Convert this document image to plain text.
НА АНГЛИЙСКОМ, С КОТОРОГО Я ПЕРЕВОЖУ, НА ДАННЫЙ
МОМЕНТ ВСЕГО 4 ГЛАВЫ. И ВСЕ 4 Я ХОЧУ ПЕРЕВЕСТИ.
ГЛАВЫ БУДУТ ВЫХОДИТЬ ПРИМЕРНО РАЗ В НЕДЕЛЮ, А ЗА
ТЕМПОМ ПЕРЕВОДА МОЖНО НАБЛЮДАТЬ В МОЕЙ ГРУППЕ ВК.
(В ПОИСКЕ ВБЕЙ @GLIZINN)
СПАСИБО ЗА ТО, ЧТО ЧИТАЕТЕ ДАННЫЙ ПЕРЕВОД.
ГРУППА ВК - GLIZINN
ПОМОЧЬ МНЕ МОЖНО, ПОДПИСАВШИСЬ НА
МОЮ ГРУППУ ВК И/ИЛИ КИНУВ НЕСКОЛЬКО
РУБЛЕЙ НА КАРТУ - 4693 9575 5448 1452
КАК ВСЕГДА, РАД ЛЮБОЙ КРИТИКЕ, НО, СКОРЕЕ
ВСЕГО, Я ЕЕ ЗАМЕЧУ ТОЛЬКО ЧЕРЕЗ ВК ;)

_ _ _ _

Task brief: Print the records once more, exactly as they were given.

Written response:
Convert this document image to plain text.
НА АНГЛИЙСКОМ, С КОТОРОГО Я ПЕРЕВОЖУ, НА ДАННЫЙ
МОМЕНТ ВСЕГО 4 ГЛАВЫ. И ВСЕ 4 Я ХОЧУ ПЕРЕВЕСТИ.
ГЛАВЫ БУДУТ ВЫХОДИТЬ ПРИМЕРНО РАЗ В НЕДЕЛЮ, А ЗА
ТЕМПОМ ПЕРЕВОДА МОЖНО НАБЛЮДАТЬ В МОЕЙ ГРУППЕ ВК.
(В ПОИСКЕ ВБЕЙ @GLIZINN)
СПАСИБО ЗА ТО, ЧТО ЧИТАЕТЕ ДАННЫЙ ПЕРЕВОД.
ГРУППА ВК - GLIZINN
ПОМОЧЬ МНЕ МОЖНО, ПОДПИСАВШИСЬ НА
МОЮ ГРУППУ ВК И/ИЛИ КИНУВ НЕСКОЛЬКО
РУБЛЕЙ НА КАРТУ - 4693 9575 5448 1452
КАК ВСЕГДА, РАД ЛЮБОЙ КРИТИКЕ, НО, СКОРЕЕ
ВСЕГО, Я ЕЕ ЗАМЕЧУ ТОЛЬКО ЧЕРЕЗ ВК ;)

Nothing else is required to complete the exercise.